> [INSTRUCTION] Your task is to copy each line that has the word "Somente".

> [DATA EXCERPTS]
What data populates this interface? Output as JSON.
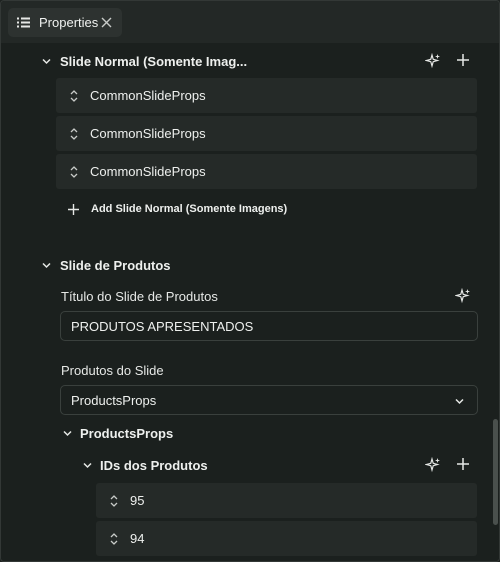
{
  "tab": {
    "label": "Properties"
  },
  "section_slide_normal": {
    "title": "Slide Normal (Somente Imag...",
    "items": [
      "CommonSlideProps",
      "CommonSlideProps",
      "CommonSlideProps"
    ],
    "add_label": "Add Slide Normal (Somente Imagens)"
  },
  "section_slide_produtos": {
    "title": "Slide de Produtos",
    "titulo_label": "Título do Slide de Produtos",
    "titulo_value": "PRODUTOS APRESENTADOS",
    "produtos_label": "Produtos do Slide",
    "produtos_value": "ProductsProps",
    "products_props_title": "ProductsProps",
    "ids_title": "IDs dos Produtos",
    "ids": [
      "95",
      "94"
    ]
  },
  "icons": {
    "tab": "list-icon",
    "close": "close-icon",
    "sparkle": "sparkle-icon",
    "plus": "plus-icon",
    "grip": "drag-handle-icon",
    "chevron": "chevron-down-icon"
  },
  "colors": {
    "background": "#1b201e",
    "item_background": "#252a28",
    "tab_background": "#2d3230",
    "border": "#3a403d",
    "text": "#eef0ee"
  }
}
---
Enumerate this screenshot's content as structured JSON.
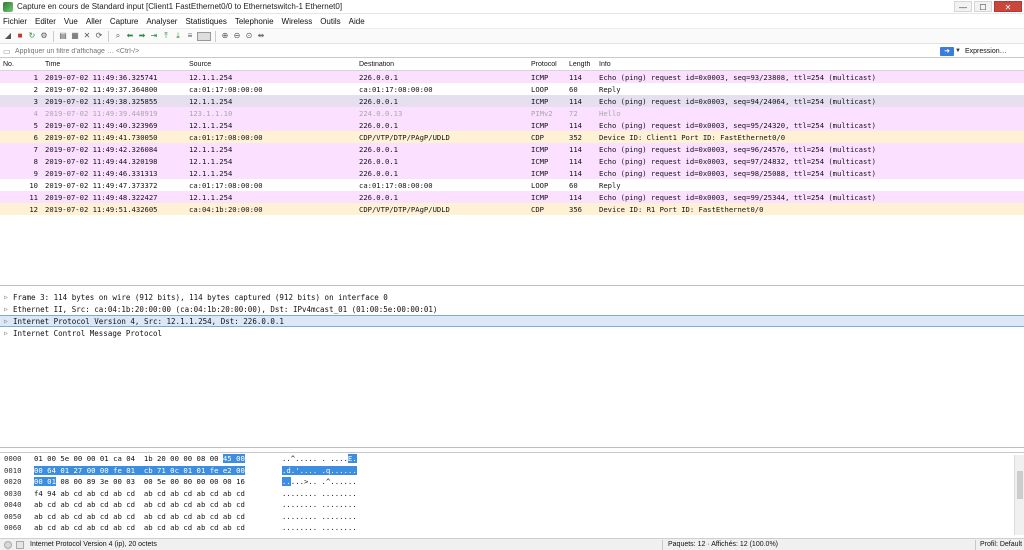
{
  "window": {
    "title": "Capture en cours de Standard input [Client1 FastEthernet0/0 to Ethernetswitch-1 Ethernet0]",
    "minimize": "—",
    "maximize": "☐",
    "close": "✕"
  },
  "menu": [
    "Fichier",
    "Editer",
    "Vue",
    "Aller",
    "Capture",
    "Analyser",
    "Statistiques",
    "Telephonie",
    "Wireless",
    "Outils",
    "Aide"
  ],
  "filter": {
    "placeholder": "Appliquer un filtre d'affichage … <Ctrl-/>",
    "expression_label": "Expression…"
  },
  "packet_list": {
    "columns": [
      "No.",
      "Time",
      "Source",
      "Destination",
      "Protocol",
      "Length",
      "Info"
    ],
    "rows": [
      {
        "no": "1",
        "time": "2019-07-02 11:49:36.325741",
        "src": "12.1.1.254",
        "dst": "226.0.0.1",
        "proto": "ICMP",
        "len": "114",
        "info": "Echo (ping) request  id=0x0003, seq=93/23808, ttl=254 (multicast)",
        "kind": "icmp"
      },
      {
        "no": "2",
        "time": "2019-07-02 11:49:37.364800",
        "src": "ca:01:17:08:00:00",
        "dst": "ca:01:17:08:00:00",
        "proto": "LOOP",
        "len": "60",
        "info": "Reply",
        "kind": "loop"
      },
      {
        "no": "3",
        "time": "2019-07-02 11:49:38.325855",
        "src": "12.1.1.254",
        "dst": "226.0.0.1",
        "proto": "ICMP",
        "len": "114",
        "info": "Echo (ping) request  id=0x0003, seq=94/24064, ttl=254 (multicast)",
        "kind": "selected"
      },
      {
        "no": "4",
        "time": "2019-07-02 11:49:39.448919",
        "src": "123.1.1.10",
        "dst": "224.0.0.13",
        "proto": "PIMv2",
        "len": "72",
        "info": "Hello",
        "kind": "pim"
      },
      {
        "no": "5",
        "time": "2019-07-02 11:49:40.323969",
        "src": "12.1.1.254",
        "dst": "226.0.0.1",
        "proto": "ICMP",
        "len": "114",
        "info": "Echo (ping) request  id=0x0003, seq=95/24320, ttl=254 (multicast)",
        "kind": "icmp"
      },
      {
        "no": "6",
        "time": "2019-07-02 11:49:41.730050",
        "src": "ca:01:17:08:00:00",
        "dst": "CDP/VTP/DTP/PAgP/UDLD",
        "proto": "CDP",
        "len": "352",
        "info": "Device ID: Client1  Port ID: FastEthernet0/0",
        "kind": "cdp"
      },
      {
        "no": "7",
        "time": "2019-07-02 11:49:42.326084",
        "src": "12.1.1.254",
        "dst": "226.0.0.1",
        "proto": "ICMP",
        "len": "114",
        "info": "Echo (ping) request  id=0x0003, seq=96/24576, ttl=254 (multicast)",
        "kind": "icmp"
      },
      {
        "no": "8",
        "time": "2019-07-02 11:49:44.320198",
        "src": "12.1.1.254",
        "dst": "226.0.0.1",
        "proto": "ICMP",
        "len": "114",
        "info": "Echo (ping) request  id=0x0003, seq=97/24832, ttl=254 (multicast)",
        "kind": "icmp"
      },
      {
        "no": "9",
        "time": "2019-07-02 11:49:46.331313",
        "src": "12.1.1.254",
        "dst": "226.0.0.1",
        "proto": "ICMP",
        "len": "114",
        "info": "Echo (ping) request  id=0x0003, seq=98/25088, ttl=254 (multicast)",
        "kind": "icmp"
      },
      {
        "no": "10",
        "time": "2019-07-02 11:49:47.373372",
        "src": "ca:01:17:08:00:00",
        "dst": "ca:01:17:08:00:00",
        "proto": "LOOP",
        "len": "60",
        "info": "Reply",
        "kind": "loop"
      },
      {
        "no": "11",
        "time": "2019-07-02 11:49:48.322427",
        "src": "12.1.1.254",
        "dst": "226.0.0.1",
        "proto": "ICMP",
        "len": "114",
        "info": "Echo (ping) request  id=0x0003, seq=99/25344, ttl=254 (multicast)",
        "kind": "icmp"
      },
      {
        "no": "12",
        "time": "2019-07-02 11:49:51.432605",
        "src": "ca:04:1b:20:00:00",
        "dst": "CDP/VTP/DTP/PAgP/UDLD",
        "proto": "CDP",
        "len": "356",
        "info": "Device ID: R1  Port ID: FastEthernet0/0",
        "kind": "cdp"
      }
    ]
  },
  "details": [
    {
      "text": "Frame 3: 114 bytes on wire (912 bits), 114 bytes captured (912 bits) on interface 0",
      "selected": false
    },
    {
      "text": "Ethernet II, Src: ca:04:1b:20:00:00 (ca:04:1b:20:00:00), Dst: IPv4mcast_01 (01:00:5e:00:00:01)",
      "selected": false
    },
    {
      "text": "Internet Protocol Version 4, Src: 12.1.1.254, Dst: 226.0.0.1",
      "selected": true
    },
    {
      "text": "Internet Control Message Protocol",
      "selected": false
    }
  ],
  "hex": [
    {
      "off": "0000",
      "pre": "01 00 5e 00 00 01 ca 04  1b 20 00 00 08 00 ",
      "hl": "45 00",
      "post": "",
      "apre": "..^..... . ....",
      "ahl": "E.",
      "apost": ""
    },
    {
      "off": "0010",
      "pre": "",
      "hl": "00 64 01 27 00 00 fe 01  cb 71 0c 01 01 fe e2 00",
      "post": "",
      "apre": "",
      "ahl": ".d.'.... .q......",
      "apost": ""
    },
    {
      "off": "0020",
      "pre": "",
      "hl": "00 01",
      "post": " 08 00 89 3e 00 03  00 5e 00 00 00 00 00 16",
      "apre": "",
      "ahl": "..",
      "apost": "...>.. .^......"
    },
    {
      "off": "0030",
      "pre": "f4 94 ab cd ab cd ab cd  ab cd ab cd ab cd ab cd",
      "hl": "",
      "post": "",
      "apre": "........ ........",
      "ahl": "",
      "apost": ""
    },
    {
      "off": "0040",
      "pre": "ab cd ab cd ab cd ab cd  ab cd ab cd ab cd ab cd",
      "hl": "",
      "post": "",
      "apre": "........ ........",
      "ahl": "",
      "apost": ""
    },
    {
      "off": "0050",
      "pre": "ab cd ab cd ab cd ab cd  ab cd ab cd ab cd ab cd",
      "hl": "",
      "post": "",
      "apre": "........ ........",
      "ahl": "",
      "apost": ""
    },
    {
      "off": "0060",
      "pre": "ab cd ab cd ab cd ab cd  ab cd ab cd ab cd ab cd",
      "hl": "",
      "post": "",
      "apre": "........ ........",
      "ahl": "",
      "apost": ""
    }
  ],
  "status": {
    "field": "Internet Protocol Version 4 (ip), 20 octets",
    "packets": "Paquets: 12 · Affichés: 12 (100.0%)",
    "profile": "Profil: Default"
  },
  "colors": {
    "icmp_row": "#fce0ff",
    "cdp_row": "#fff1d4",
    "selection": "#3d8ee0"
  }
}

> [RESULT OF THIS EXERCISE]
    "title": "Slide Normal (Somente Imag...",
    "add_label": "Add Slide Normal (Somente Imagens)"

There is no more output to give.